(Given task): Copy all of the rows below character for character, leaving out the pictures.

(Region boundary data)
▶
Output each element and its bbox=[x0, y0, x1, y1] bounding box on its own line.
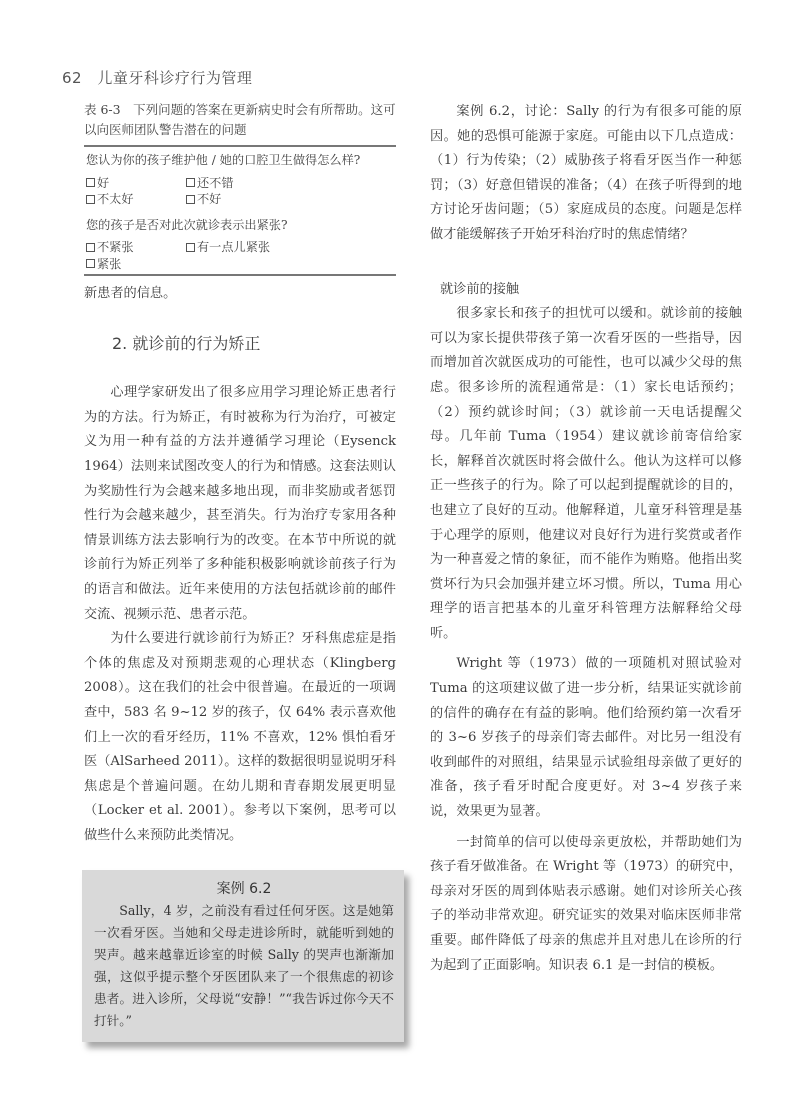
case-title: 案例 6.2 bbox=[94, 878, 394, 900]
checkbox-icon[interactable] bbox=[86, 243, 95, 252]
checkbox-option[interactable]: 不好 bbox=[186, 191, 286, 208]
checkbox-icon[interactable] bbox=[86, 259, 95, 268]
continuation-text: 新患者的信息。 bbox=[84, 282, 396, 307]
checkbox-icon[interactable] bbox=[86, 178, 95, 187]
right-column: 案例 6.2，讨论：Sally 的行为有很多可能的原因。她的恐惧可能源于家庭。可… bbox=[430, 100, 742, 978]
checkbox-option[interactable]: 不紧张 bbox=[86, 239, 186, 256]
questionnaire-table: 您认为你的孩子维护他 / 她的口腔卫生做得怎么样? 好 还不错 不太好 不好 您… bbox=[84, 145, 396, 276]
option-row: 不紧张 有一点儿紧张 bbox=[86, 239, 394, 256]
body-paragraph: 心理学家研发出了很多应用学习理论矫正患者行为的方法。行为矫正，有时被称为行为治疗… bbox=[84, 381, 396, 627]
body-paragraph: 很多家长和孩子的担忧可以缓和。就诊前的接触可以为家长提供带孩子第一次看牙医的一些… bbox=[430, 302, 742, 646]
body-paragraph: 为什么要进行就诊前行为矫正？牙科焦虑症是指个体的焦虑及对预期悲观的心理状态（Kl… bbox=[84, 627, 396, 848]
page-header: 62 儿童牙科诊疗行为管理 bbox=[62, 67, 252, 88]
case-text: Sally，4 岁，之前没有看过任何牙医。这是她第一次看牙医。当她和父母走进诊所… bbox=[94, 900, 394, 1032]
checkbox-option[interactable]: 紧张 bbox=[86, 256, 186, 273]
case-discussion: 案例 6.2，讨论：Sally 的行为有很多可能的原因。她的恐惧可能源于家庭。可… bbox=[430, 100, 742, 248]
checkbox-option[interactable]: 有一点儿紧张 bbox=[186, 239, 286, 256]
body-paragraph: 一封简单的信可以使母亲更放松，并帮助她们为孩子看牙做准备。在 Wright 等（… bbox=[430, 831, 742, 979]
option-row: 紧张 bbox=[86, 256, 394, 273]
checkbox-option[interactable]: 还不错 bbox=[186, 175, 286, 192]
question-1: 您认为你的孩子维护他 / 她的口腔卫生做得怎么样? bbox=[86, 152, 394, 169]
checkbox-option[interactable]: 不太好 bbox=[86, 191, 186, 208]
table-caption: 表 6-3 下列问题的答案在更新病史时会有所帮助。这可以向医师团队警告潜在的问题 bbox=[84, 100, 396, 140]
◀
(Written response):
Output each element and its bbox=[x0, y0, x1, y1] bounding box on its own line.
case-title: 案例 6.2 bbox=[94, 878, 394, 900]
checkbox-icon[interactable] bbox=[86, 243, 95, 252]
checkbox-option[interactable]: 不好 bbox=[186, 191, 286, 208]
checkbox-icon[interactable] bbox=[86, 259, 95, 268]
continuation-text: 新患者的信息。 bbox=[84, 282, 396, 307]
checkbox-icon[interactable] bbox=[86, 178, 95, 187]
right-column: 案例 6.2，讨论：Sally 的行为有很多可能的原因。她的恐惧可能源于家庭。可… bbox=[430, 100, 742, 978]
checkbox-option[interactable]: 不紧张 bbox=[86, 239, 186, 256]
questionnaire-table: 您认为你的孩子维护他 / 她的口腔卫生做得怎么样? 好 还不错 不太好 不好 您… bbox=[84, 145, 396, 276]
option-row: 不紧张 有一点儿紧张 bbox=[86, 239, 394, 256]
body-paragraph: 心理学家研发出了很多应用学习理论矫正患者行为的方法。行为矫正，有时被称为行为治疗… bbox=[84, 381, 396, 627]
body-paragraph: 很多家长和孩子的担忧可以缓和。就诊前的接触可以为家长提供带孩子第一次看牙医的一些… bbox=[430, 302, 742, 646]
body-paragraph: 为什么要进行就诊前行为矫正？牙科焦虑症是指个体的焦虑及对预期悲观的心理状态（Kl… bbox=[84, 627, 396, 848]
page-header: 62 儿童牙科诊疗行为管理 bbox=[62, 67, 252, 88]
case-text: Sally，4 岁，之前没有看过任何牙医。这是她第一次看牙医。当她和父母走进诊所… bbox=[94, 900, 394, 1032]
checkbox-option[interactable]: 紧张 bbox=[86, 256, 186, 273]
case-discussion: 案例 6.2，讨论：Sally 的行为有很多可能的原因。她的恐惧可能源于家庭。可… bbox=[430, 100, 742, 248]
checkbox-option[interactable]: 有一点儿紧张 bbox=[186, 239, 286, 256]
body-paragraph: 一封简单的信可以使母亲更放松，并帮助她们为孩子看牙做准备。在 Wright 等（… bbox=[430, 831, 742, 979]
option-row: 紧张 bbox=[86, 256, 394, 273]
checkbox-option[interactable]: 还不错 bbox=[186, 175, 286, 192]
question-1: 您认为你的孩子维护他 / 她的口腔卫生做得怎么样? bbox=[86, 152, 394, 169]
checkbox-option[interactable]: 不太好 bbox=[86, 191, 186, 208]
table-caption: 表 6-3 下列问题的答案在更新病史时会有所帮助。这可以向医师团队警告潜在的问题 bbox=[84, 100, 396, 140]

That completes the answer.